** Given problem **
Of the lines in the entries below, state how many hold the word "title". Say nothing else.

** Records shown **
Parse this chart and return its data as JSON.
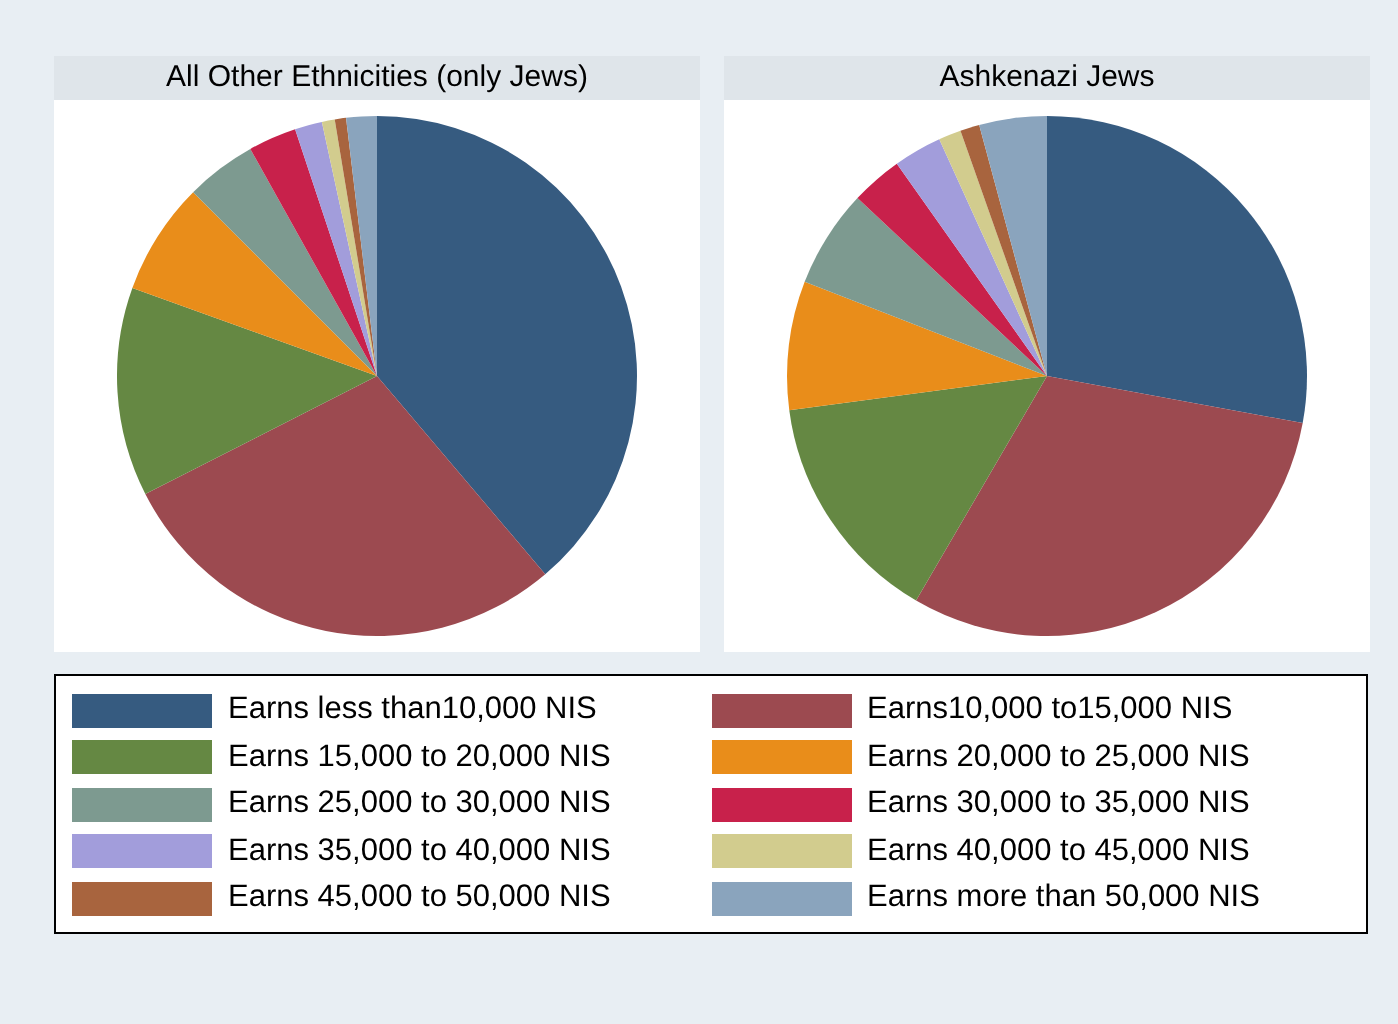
{
  "chart_data": [
    {
      "type": "pie",
      "title": "All Other Ethnicities (only Jews)",
      "legend": "bottom",
      "categories": [
        "Earns less than10,000 NIS",
        "Earns10,000 to15,000 NIS",
        "Earns 15,000 to 20,000 NIS",
        "Earns 20,000 to 25,000 NIS",
        "Earns 25,000 to 30,000 NIS",
        "Earns 30,000 to 35,000 NIS",
        "Earns 35,000 to 40,000 NIS",
        "Earns 40,000 to 45,000 NIS",
        "Earns 45,000 to 50,000 NIS",
        "Earns more than 50,000 NIS"
      ],
      "values": [
        38.8,
        28.7,
        13.0,
        7.0,
        4.4,
        3.0,
        1.7,
        0.8,
        0.7,
        1.9
      ],
      "colors": [
        "#365b80",
        "#9c4a50",
        "#658843",
        "#e98d1a",
        "#7d9a90",
        "#c8214b",
        "#a29ddb",
        "#d2cc8e",
        "#a8643e",
        "#8aa4bd"
      ]
    },
    {
      "type": "pie",
      "title": "Ashkenazi Jews",
      "categories": [
        null,
        null,
        null,
        null,
        null,
        null,
        null,
        null,
        null,
        null
      ],
      "values": [
        27.9,
        30.5,
        14.5,
        8.0,
        6.1,
        3.2,
        3.0,
        1.4,
        1.2,
        4.2
      ],
      "colors": [
        "#365b80",
        "#9c4a50",
        "#658843",
        "#e98d1a",
        "#7d9a90",
        "#c8214b",
        "#a29ddb",
        "#d2cc8e",
        "#a8643e",
        "#8aa4bd"
      ]
    }
  ]
}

** Right answer **
2